> [Aim of the task]: The entries below should be output exactly as written.

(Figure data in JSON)
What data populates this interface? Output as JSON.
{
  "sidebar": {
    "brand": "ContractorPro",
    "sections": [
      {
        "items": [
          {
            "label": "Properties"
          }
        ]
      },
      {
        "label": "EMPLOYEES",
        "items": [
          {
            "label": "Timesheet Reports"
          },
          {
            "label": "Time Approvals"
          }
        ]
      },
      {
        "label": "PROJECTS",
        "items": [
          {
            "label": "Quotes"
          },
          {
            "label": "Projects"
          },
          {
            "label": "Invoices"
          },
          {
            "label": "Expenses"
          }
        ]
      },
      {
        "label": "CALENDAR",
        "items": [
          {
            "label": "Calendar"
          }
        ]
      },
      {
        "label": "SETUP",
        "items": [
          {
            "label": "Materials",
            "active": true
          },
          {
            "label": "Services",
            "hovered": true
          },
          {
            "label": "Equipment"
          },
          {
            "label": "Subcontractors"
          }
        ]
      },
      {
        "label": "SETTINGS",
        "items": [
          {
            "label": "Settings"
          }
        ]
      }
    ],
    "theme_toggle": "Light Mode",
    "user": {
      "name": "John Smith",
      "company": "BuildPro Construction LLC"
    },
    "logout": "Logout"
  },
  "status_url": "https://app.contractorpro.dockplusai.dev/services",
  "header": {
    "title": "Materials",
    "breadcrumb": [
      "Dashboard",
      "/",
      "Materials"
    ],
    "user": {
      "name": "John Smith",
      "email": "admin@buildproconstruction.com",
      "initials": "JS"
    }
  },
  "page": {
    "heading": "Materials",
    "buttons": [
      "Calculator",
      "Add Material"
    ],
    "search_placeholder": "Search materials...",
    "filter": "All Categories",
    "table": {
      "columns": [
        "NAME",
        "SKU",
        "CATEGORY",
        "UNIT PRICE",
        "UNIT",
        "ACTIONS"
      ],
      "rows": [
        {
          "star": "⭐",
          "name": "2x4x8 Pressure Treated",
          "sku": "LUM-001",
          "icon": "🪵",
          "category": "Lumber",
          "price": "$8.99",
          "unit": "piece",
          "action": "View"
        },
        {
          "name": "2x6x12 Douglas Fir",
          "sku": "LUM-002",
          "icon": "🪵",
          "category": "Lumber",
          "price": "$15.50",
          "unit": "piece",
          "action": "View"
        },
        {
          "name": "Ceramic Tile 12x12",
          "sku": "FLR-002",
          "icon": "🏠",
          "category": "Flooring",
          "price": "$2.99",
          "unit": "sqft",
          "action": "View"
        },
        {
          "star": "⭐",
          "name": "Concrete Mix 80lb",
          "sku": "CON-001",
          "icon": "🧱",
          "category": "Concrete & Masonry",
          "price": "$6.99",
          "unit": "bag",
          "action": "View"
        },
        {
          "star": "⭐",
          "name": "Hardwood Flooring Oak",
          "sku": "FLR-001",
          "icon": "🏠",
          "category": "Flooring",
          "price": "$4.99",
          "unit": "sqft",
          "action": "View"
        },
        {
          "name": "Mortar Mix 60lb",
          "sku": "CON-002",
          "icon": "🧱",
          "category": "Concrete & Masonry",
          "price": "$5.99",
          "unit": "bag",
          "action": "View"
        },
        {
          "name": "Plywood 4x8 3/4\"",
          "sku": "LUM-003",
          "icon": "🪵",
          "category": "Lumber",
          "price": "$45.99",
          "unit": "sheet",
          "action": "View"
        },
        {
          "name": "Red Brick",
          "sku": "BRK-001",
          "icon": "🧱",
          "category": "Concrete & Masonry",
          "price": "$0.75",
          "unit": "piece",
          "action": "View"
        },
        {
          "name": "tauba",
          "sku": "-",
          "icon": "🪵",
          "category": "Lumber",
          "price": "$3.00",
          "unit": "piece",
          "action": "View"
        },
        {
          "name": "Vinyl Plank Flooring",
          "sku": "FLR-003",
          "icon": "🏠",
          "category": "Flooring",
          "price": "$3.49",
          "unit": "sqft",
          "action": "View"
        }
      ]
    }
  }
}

> [Result of this exercise]:
What data populates this interface? Output as JSON.
{
  "sidebar": {
    "brand": "ContractorPro",
    "sections": [
      {
        "items": [
          {
            "label": "Properties"
          }
        ]
      },
      {
        "label": "EMPLOYEES",
        "items": [
          {
            "label": "Timesheet Reports"
          },
          {
            "label": "Time Approvals"
          }
        ]
      },
      {
        "label": "PROJECTS",
        "items": [
          {
            "label": "Quotes"
          },
          {
            "label": "Projects"
          },
          {
            "label": "Invoices"
          },
          {
            "label": "Expenses"
          }
        ]
      },
      {
        "label": "CALENDAR",
        "items": [
          {
            "label": "Calendar"
          }
        ]
      },
      {
        "label": "SETUP",
        "items": [
          {
            "label": "Materials",
            "active": true
          },
          {
            "label": "Services",
            "hovered": true
          },
          {
            "label": "Equipment"
          },
          {
            "label": "Subcontractors"
          }
        ]
      },
      {
        "label": "SETTINGS",
        "items": [
          {
            "label": "Settings"
          }
        ]
      }
    ],
    "theme_toggle": "Light Mode",
    "user": {
      "name": "John Smith",
      "company": "BuildPro Construction LLC"
    },
    "logout": "Logout"
  },
  "status_url": "https://app.contractorpro.dockplusai.dev/services",
  "header": {
    "title": "Materials",
    "breadcrumb": [
      "Dashboard",
      "/",
      "Materials"
    ],
    "user": {
      "name": "John Smith",
      "email": "admin@buildproconstruction.com",
      "initials": "JS"
    }
  },
  "page": {
    "heading": "Materials",
    "buttons": [
      "Calculator",
      "Add Material"
    ],
    "search_placeholder": "Search materials...",
    "filter": "All Categories",
    "table": {
      "columns": [
        "NAME",
        "SKU",
        "CATEGORY",
        "UNIT PRICE",
        "UNIT",
        "ACTIONS"
      ],
      "rows": [
        {
          "star": "⭐",
          "name": "2x4x8 Pressure Treated",
          "sku": "LUM-001",
          "icon": "🪵",
          "category": "Lumber",
          "price": "$8.99",
          "unit": "piece",
          "action": "View"
        },
        {
          "name": "2x6x12 Douglas Fir",
          "sku": "LUM-002",
          "icon": "🪵",
          "category": "Lumber",
          "price": "$15.50",
          "unit": "piece",
          "action": "View"
        },
        {
          "name": "Ceramic Tile 12x12",
          "sku": "FLR-002",
          "icon": "🏠",
          "category": "Flooring",
          "price": "$2.99",
          "unit": "sqft",
          "action": "View"
        },
        {
          "star": "⭐",
          "name": "Concrete Mix 80lb",
          "sku": "CON-001",
          "icon": "🧱",
          "category": "Concrete & Masonry",
          "price": "$6.99",
          "unit": "bag",
          "action": "View"
        },
        {
          "star": "⭐",
          "name": "Hardwood Flooring Oak",
          "sku": "FLR-001",
          "icon": "🏠",
          "category": "Flooring",
          "price": "$4.99",
          "unit": "sqft",
          "action": "View"
        },
        {
          "name": "Mortar Mix 60lb",
          "sku": "CON-002",
          "icon": "🧱",
          "category": "Concrete & Masonry",
          "price": "$5.99",
          "unit": "bag",
          "action": "View"
        },
        {
          "name": "Plywood 4x8 3/4\"",
          "sku": "LUM-003",
          "icon": "🪵",
          "category": "Lumber",
          "price": "$45.99",
          "unit": "sheet",
          "action": "View"
        },
        {
          "name": "Red Brick",
          "sku": "BRK-001",
          "icon": "🧱",
          "category": "Concrete & Masonry",
          "price": "$0.75",
          "unit": "piece",
          "action": "View"
        },
        {
          "name": "tauba",
          "sku": "-",
          "icon": "🪵",
          "category": "Lumber",
          "price": "$3.00",
          "unit": "piece",
          "action": "View"
        },
        {
          "name": "Vinyl Plank Flooring",
          "sku": "FLR-003",
          "icon": "🏠",
          "category": "Flooring",
          "price": "$3.49",
          "unit": "sqft",
          "action": "View"
        }
      ]
    }
  }
}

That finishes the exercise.